** begin Records for the exercise **

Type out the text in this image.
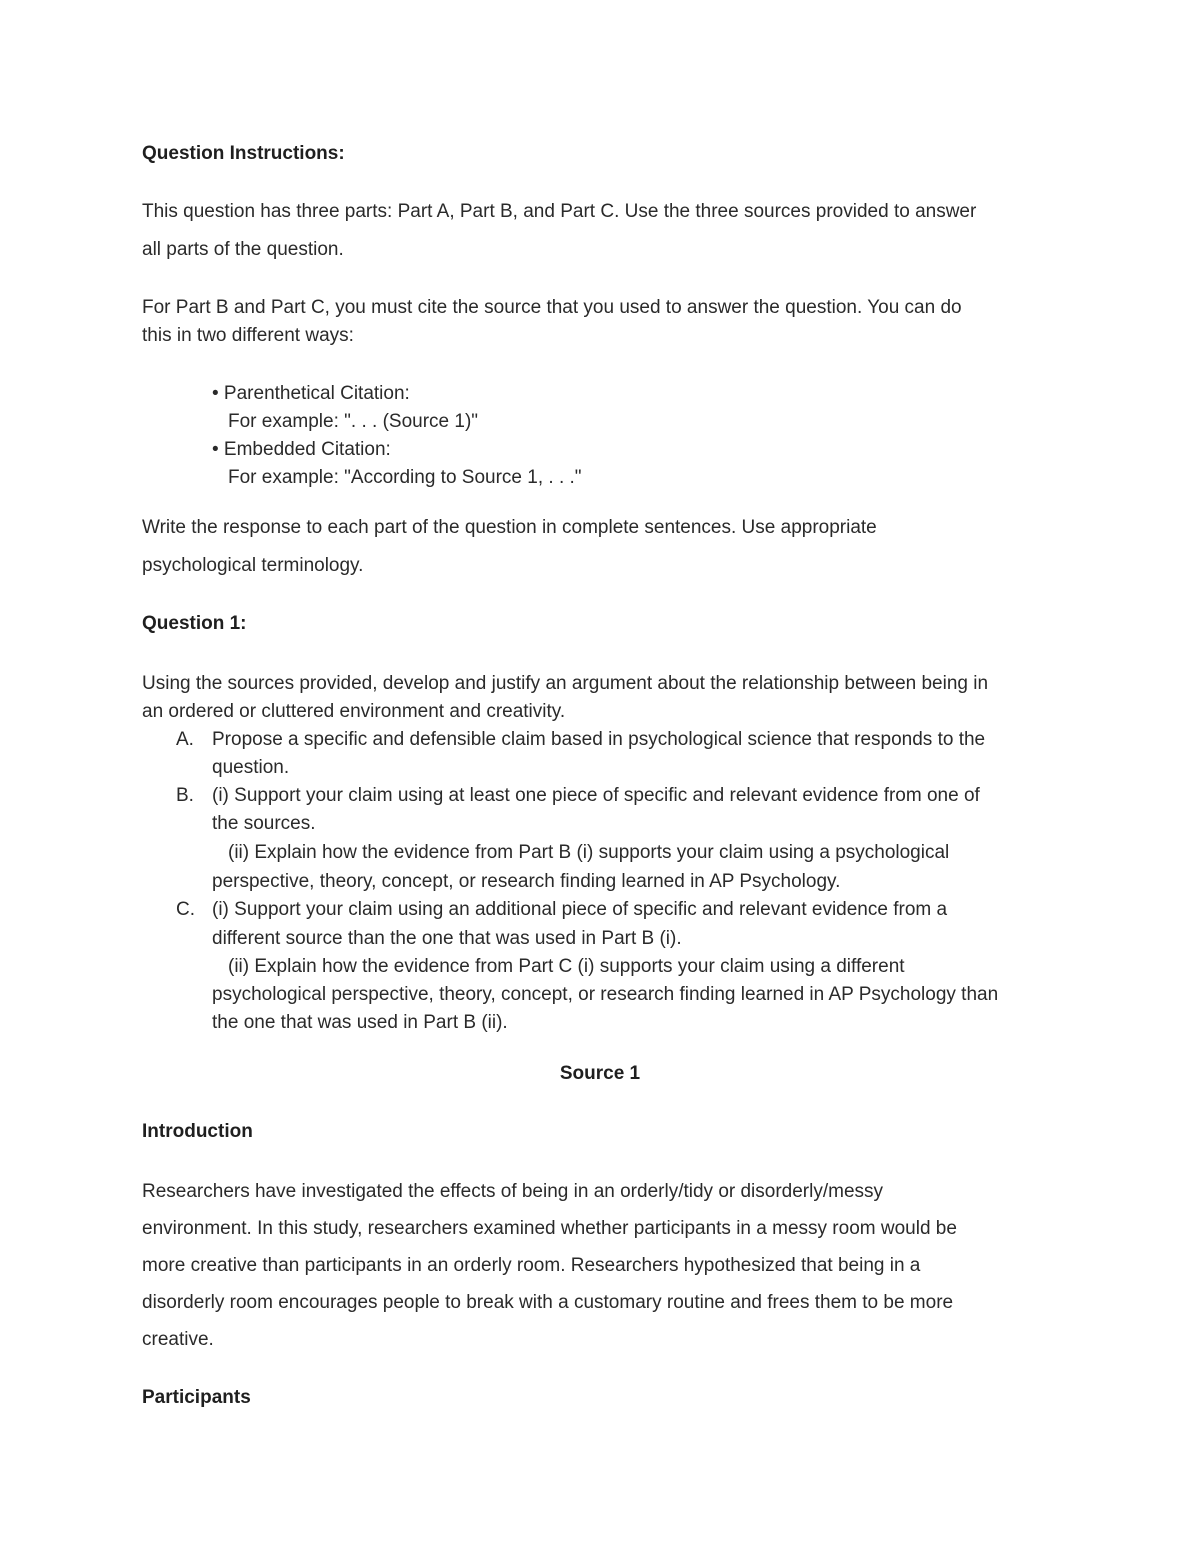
Question Instructions:
This question has three parts: Part A, Part B, and Part C. Use the three sources provided to answer
all parts of the question.
For Part B and Part C, you must cite the source that you used to answer the question. You can do
this in two different ways:
• Parenthetical Citation:
For example: ". . . (Source 1)"
• Embedded Citation:
For example: "According to Source 1, . . ."
Write the response to each part of the question in complete sentences. Use appropriate
psychological terminology.
Question 1:
Using the sources provided, develop and justify an argument about the relationship between being in
an ordered or cluttered environment and creativity.
A. Propose a specific and defensible claim based in psychological science that responds to the
question.
B. (i) Support your claim using at least one piece of specific and relevant evidence from one of
the sources.
(ii) Explain how the evidence from Part B (i) supports your claim using a psychological
perspective, theory, concept, or research finding learned in AP Psychology.
C. (i) Support your claim using an additional piece of specific and relevant evidence from a
different source than the one that was used in Part B (i).
(ii) Explain how the evidence from Part C (i) supports your claim using a different
psychological perspective, theory, concept, or research finding learned in AP Psychology than
the one that was used in Part B (ii).
Source 1
Introduction
Researchers have investigated the effects of being in an orderly/tidy or disorderly/messy
environment. In this study, researchers examined whether participants in a messy room would be
more creative than participants in an orderly room. Researchers hypothesized that being in a
disorderly room encourages people to break with a customary routine and frees them to be more
creative.
Participants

** end Records for the exercise **

Exercise goal: Show every line where the string "specific" appears.

Exercise solution:
A. Propose a specific and defensible claim based in psychological science that responds to the
B. (i) Support your claim using at least one piece of specific and relevant evidence from one of
C. (i) Support your claim using an additional piece of specific and relevant evidence from a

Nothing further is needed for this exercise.